>> start SUPPLIED RECORDS

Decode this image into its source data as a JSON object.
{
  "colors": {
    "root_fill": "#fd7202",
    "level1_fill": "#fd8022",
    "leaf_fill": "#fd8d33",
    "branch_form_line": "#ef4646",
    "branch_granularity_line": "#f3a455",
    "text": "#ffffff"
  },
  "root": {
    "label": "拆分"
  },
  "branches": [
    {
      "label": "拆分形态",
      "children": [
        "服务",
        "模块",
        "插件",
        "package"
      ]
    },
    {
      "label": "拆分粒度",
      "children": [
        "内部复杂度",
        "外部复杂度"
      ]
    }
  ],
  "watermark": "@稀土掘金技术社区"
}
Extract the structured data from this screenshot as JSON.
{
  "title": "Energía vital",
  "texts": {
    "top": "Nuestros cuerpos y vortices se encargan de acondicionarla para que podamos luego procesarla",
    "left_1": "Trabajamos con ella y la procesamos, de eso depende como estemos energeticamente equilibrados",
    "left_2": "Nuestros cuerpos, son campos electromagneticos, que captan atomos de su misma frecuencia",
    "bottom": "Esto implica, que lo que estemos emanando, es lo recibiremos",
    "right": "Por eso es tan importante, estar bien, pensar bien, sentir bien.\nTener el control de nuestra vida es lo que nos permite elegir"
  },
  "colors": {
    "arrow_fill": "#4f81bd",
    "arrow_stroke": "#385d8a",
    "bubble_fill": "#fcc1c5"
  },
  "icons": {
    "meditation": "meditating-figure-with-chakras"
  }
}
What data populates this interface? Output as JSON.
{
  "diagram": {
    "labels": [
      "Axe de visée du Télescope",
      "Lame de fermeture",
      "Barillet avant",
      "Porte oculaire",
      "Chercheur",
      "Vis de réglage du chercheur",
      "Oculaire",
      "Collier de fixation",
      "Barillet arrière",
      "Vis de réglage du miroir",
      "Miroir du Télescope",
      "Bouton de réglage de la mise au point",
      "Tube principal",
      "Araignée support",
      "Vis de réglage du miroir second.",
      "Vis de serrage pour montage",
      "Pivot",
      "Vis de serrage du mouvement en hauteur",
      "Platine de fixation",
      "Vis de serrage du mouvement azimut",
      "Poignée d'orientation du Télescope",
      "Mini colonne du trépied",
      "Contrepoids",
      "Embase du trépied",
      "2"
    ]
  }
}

>> end SUPPLIED RECORDS

-- TASK BRIEF --
Type out the material again exactly as presented.

-- FULL ANSWER --
Decode this image into its source data as a JSON object.
{
  "colors": {
    "root_fill": "#fd7202",
    "level1_fill": "#fd8022",
    "leaf_fill": "#fd8d33",
    "branch_form_line": "#ef4646",
    "branch_granularity_line": "#f3a455",
    "text": "#ffffff"
  },
  "root": {
    "label": "拆分"
  },
  "branches": [
    {
      "label": "拆分形态",
      "children": [
        "服务",
        "模块",
        "插件",
        "package"
      ]
    },
    {
      "label": "拆分粒度",
      "children": [
        "内部复杂度",
        "外部复杂度"
      ]
    }
  ],
  "watermark": "@稀土掘金技术社区"
}
Extract the structured data from this screenshot as JSON.
{
  "title": "Energía vital",
  "texts": {
    "top": "Nuestros cuerpos y vortices se encargan de acondicionarla para que podamos luego procesarla",
    "left_1": "Trabajamos con ella y la procesamos, de eso depende como estemos energeticamente equilibrados",
    "left_2": "Nuestros cuerpos, son campos electromagneticos, que captan atomos de su misma frecuencia",
    "bottom": "Esto implica, que lo que estemos emanando, es lo recibiremos",
    "right": "Por eso es tan importante, estar bien, pensar bien, sentir bien.\nTener el control de nuestra vida es lo que nos permite elegir"
  },
  "colors": {
    "arrow_fill": "#4f81bd",
    "arrow_stroke": "#385d8a",
    "bubble_fill": "#fcc1c5"
  },
  "icons": {
    "meditation": "meditating-figure-with-chakras"
  }
}
What data populates this interface? Output as JSON.
{
  "diagram": {
    "labels": [
      "Axe de visée du Télescope",
      "Lame de fermeture",
      "Barillet avant",
      "Porte oculaire",
      "Chercheur",
      "Vis de réglage du chercheur",
      "Oculaire",
      "Collier de fixation",
      "Barillet arrière",
      "Vis de réglage du miroir",
      "Miroir du Télescope",
      "Bouton de réglage de la mise au point",
      "Tube principal",
      "Araignée support",
      "Vis de réglage du miroir second.",
      "Vis de serrage pour montage",
      "Pivot",
      "Vis de serrage du mouvement en hauteur",
      "Platine de fixation",
      "Vis de serrage du mouvement azimut",
      "Poignée d'orientation du Télescope",
      "Mini colonne du trépied",
      "Contrepoids",
      "Embase du trépied",
      "2"
    ]
  }
}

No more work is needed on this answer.